▸ STATED TASK: Tally every line of the listing where the string "this" is found, and state the total alone.

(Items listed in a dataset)
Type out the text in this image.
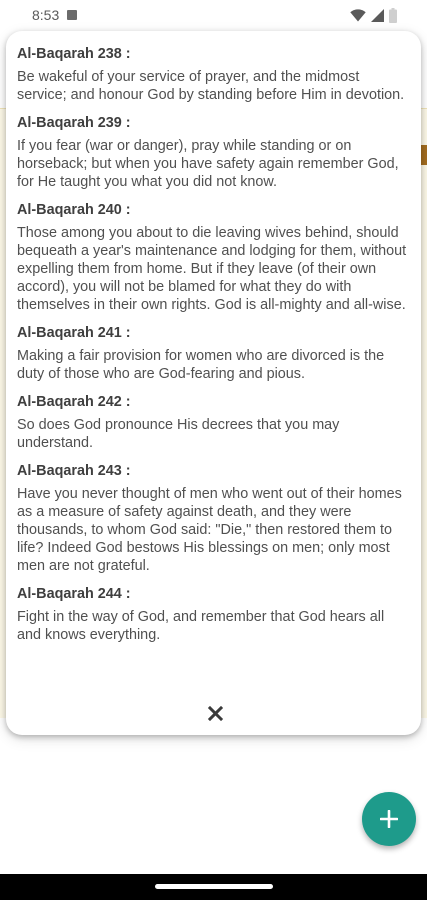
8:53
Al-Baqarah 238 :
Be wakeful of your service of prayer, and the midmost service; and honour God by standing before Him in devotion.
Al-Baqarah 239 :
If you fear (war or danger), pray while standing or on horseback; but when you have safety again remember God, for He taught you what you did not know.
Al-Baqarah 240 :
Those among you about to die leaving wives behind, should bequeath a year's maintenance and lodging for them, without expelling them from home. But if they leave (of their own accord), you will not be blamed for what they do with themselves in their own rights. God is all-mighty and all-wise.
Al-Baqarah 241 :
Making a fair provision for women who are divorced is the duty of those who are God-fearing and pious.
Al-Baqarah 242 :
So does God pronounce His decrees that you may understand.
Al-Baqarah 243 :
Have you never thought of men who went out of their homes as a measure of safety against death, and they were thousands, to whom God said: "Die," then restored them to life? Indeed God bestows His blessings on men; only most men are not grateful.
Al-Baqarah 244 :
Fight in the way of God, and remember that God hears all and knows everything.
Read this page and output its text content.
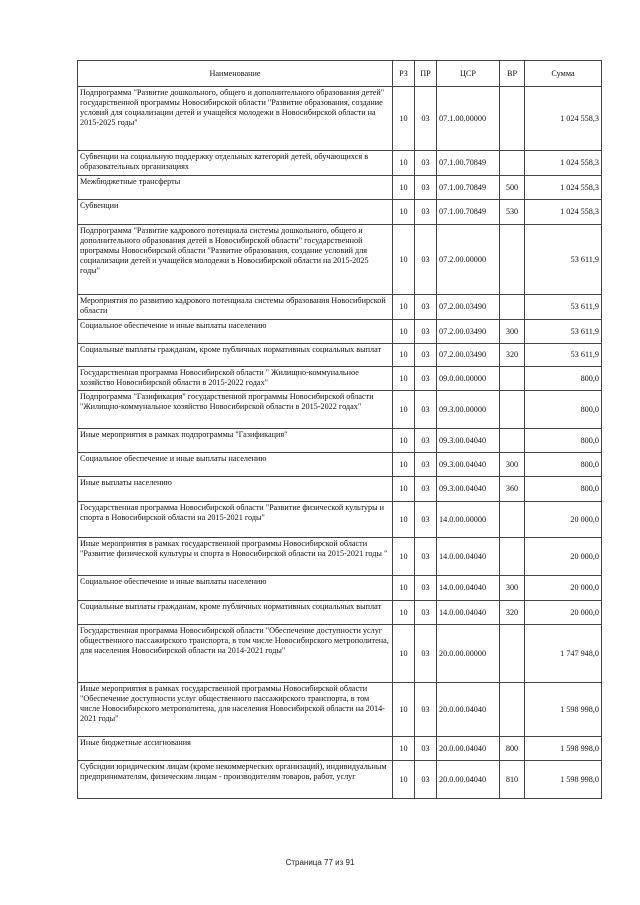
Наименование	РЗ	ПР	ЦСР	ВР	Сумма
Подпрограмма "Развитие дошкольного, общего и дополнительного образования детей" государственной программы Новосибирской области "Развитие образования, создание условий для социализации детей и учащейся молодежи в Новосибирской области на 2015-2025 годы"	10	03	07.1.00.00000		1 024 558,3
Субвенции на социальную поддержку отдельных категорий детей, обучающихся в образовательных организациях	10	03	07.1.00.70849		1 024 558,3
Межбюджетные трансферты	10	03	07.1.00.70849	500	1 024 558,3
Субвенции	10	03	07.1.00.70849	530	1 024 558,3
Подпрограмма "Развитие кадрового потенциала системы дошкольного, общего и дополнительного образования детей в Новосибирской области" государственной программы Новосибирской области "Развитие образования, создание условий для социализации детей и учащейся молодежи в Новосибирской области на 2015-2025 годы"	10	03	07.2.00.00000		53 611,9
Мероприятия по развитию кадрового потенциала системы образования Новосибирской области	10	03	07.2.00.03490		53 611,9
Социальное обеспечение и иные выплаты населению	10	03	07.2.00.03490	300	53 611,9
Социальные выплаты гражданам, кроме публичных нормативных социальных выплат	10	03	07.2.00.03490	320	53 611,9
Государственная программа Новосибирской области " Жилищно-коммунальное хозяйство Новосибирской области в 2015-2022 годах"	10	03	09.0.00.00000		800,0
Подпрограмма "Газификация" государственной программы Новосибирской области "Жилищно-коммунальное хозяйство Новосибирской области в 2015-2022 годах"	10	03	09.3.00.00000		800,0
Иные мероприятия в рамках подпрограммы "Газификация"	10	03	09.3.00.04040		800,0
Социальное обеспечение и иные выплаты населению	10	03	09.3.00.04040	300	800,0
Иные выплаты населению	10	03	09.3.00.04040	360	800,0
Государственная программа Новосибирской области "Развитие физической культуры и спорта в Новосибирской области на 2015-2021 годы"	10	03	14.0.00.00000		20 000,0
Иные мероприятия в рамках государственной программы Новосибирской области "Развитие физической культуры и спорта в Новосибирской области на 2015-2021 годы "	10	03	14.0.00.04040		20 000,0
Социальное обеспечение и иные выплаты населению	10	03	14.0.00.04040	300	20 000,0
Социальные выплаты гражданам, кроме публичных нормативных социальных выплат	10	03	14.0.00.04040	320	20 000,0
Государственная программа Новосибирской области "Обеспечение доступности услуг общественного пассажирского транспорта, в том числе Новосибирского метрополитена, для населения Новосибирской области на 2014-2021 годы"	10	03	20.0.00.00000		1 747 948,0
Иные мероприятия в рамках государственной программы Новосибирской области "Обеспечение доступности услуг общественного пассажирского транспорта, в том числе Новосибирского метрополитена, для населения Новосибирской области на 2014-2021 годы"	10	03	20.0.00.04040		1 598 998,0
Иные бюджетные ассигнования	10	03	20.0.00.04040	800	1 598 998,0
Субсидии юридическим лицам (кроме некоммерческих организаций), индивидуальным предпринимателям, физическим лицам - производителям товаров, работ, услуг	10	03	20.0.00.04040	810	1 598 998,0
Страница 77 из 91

▸ EXERCISE RESULT: 2